━━━ The input ━━━
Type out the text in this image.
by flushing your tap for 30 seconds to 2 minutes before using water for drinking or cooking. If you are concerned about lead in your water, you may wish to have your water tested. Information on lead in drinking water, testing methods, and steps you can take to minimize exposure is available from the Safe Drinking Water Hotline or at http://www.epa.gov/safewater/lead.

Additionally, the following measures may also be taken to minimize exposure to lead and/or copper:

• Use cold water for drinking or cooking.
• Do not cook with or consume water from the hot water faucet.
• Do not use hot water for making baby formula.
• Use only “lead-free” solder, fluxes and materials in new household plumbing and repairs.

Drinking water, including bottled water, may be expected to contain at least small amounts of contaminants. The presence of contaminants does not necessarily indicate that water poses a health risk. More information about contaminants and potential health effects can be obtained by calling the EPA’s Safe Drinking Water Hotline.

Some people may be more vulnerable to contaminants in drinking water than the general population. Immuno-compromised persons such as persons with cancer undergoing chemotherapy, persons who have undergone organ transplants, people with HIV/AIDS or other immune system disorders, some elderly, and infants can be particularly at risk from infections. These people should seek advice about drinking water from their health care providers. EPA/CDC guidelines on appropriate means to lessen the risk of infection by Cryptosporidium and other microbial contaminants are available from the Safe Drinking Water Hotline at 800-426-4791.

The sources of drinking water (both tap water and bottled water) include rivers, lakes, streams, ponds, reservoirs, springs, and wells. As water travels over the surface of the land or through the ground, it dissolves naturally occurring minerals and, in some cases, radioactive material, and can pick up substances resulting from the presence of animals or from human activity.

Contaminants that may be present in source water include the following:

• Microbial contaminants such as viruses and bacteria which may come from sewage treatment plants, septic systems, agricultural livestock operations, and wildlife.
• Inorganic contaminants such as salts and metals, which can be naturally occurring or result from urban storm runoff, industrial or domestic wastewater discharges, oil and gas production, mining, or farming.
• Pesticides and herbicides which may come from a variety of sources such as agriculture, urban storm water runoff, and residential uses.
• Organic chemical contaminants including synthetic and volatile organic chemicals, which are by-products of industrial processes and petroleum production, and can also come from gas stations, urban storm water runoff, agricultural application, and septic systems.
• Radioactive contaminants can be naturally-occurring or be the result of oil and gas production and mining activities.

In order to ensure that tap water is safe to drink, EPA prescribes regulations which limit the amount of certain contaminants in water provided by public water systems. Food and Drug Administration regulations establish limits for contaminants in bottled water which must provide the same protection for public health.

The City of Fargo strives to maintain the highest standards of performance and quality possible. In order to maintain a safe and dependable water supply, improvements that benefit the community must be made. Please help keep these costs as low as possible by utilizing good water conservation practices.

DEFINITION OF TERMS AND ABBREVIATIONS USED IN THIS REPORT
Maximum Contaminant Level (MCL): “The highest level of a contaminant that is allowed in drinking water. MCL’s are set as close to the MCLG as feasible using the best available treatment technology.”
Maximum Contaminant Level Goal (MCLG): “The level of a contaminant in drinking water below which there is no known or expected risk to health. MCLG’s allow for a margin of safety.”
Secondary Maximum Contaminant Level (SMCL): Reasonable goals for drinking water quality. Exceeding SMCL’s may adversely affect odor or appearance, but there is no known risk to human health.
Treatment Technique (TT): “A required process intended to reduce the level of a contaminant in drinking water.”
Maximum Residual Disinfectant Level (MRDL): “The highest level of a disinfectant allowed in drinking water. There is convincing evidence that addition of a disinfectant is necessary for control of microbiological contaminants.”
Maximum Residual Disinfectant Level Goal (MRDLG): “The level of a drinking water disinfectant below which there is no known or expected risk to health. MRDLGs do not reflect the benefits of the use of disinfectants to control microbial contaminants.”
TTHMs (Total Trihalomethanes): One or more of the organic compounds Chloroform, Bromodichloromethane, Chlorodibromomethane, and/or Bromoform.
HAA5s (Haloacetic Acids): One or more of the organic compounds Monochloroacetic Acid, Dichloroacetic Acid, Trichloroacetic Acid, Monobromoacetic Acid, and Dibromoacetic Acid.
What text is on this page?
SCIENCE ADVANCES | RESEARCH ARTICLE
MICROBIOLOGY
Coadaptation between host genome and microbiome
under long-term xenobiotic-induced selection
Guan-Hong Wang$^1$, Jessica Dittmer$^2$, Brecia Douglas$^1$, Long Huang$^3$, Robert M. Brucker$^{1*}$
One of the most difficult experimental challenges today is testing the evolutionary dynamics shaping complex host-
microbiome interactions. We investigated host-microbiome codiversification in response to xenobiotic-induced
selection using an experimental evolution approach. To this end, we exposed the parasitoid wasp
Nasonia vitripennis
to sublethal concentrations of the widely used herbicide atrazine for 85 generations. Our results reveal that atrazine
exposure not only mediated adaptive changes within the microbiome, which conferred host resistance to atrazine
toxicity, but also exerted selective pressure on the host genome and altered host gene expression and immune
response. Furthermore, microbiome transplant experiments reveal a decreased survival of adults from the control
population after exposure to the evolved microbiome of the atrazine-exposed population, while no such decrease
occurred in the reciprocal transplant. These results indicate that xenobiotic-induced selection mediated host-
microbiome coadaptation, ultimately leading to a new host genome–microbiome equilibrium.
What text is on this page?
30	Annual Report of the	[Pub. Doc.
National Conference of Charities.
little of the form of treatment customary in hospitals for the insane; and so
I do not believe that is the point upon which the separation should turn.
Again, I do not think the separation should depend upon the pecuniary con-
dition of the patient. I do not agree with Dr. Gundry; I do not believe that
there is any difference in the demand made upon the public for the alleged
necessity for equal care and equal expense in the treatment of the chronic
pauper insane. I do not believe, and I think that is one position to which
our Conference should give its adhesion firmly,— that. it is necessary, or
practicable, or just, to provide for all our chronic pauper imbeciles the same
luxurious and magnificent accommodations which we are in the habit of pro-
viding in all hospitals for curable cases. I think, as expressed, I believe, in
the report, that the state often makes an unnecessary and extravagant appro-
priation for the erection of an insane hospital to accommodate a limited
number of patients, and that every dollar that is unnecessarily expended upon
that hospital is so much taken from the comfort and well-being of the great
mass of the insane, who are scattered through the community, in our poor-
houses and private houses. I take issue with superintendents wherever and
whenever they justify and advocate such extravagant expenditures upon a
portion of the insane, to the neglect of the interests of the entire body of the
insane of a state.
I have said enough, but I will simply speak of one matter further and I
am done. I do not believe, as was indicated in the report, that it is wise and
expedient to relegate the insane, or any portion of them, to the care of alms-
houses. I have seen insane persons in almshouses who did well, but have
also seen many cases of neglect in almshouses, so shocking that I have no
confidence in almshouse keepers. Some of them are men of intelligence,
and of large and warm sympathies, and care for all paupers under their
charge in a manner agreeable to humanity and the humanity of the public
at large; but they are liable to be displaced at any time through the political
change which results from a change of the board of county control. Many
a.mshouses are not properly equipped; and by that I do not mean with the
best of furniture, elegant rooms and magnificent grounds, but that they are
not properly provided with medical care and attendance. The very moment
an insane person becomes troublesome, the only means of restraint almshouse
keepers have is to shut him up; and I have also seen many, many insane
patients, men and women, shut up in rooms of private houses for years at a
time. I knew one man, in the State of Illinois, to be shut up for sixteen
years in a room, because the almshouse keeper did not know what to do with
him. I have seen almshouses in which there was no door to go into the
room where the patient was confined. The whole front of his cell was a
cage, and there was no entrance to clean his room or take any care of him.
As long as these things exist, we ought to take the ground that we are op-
━━━
▸ Task requirements: The lines above that hold the word "keepers" should be found and copied out.

▸ Result of this exercise:
confidence in almshouse keepers. Some of them are men of intelligence,
keepers have is to shut him up; and I have also seen many, many insane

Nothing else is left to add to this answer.